Challenge: Leave the pictures out, and retype all of the material exactly as written.

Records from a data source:

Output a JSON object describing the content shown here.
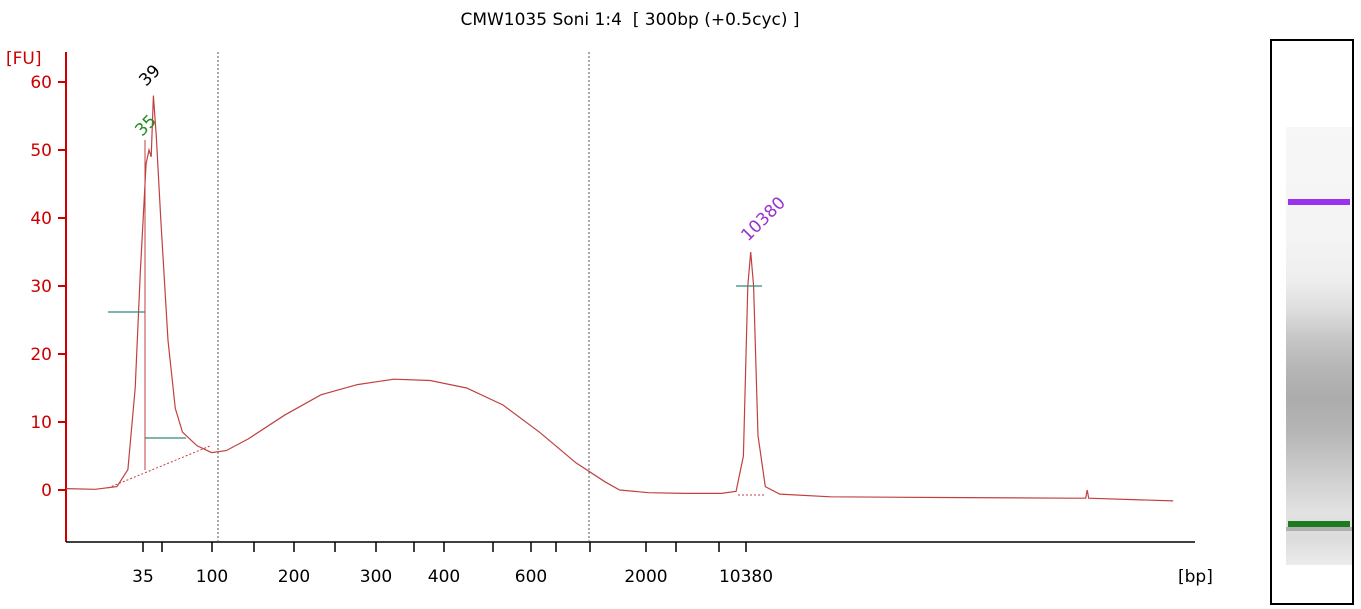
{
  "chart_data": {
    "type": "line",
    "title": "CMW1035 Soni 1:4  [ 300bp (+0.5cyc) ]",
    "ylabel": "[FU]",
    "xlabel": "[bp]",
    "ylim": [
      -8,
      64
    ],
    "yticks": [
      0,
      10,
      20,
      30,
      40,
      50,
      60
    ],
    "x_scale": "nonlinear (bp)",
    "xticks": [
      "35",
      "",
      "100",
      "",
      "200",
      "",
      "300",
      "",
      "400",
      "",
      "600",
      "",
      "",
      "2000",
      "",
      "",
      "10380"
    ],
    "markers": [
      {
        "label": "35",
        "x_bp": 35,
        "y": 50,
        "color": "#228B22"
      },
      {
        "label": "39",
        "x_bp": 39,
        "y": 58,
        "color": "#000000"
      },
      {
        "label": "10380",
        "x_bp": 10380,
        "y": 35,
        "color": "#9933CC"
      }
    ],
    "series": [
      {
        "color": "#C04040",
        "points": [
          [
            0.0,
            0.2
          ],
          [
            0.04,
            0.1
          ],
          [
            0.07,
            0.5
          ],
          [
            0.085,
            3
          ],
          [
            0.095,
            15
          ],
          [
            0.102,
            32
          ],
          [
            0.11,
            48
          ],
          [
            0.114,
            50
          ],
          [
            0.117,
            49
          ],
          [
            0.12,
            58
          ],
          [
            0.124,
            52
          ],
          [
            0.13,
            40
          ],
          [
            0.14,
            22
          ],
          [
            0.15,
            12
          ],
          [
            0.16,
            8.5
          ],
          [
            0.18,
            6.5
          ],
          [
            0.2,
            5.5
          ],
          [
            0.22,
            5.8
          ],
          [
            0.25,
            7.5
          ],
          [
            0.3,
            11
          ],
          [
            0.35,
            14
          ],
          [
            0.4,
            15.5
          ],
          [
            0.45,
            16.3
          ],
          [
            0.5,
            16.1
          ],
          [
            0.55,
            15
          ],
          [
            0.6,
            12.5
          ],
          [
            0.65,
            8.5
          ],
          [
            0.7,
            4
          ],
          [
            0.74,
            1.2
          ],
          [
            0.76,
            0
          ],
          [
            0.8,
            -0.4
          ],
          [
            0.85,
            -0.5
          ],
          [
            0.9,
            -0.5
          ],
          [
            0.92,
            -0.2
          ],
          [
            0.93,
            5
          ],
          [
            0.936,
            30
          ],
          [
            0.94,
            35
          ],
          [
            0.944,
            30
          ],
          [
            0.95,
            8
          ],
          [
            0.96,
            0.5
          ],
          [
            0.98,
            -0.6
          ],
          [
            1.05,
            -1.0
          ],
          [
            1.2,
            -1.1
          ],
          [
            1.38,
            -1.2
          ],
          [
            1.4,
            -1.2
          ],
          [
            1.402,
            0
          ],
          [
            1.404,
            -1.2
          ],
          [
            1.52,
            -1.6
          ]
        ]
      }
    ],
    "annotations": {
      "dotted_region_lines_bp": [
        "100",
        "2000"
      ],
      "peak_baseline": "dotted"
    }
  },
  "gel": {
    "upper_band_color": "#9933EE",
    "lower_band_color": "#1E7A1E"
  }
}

Written response:
Output a JSON object describing the content shown here.
{
  "chart_data": {
    "type": "line",
    "title": "CMW1035 Soni 1:4  [ 300bp (+0.5cyc) ]",
    "ylabel": "[FU]",
    "xlabel": "[bp]",
    "ylim": [
      -8,
      64
    ],
    "yticks": [
      0,
      10,
      20,
      30,
      40,
      50,
      60
    ],
    "x_scale": "nonlinear (bp)",
    "xticks": [
      "35",
      "",
      "100",
      "",
      "200",
      "",
      "300",
      "",
      "400",
      "",
      "600",
      "",
      "",
      "2000",
      "",
      "",
      "10380"
    ],
    "markers": [
      {
        "label": "35",
        "x_bp": 35,
        "y": 50,
        "color": "#228B22"
      },
      {
        "label": "39",
        "x_bp": 39,
        "y": 58,
        "color": "#000000"
      },
      {
        "label": "10380",
        "x_bp": 10380,
        "y": 35,
        "color": "#9933CC"
      }
    ],
    "series": [
      {
        "color": "#C04040",
        "points": [
          [
            0.0,
            0.2
          ],
          [
            0.04,
            0.1
          ],
          [
            0.07,
            0.5
          ],
          [
            0.085,
            3
          ],
          [
            0.095,
            15
          ],
          [
            0.102,
            32
          ],
          [
            0.11,
            48
          ],
          [
            0.114,
            50
          ],
          [
            0.117,
            49
          ],
          [
            0.12,
            58
          ],
          [
            0.124,
            52
          ],
          [
            0.13,
            40
          ],
          [
            0.14,
            22
          ],
          [
            0.15,
            12
          ],
          [
            0.16,
            8.5
          ],
          [
            0.18,
            6.5
          ],
          [
            0.2,
            5.5
          ],
          [
            0.22,
            5.8
          ],
          [
            0.25,
            7.5
          ],
          [
            0.3,
            11
          ],
          [
            0.35,
            14
          ],
          [
            0.4,
            15.5
          ],
          [
            0.45,
            16.3
          ],
          [
            0.5,
            16.1
          ],
          [
            0.55,
            15
          ],
          [
            0.6,
            12.5
          ],
          [
            0.65,
            8.5
          ],
          [
            0.7,
            4
          ],
          [
            0.74,
            1.2
          ],
          [
            0.76,
            0
          ],
          [
            0.8,
            -0.4
          ],
          [
            0.85,
            -0.5
          ],
          [
            0.9,
            -0.5
          ],
          [
            0.92,
            -0.2
          ],
          [
            0.93,
            5
          ],
          [
            0.936,
            30
          ],
          [
            0.94,
            35
          ],
          [
            0.944,
            30
          ],
          [
            0.95,
            8
          ],
          [
            0.96,
            0.5
          ],
          [
            0.98,
            -0.6
          ],
          [
            1.05,
            -1.0
          ],
          [
            1.2,
            -1.1
          ],
          [
            1.38,
            -1.2
          ],
          [
            1.4,
            -1.2
          ],
          [
            1.402,
            0
          ],
          [
            1.404,
            -1.2
          ],
          [
            1.52,
            -1.6
          ]
        ]
      }
    ],
    "annotations": {
      "dotted_region_lines_bp": [
        "100",
        "2000"
      ],
      "peak_baseline": "dotted"
    }
  },
  "gel": {
    "upper_band_color": "#9933EE",
    "lower_band_color": "#1E7A1E"
  }
}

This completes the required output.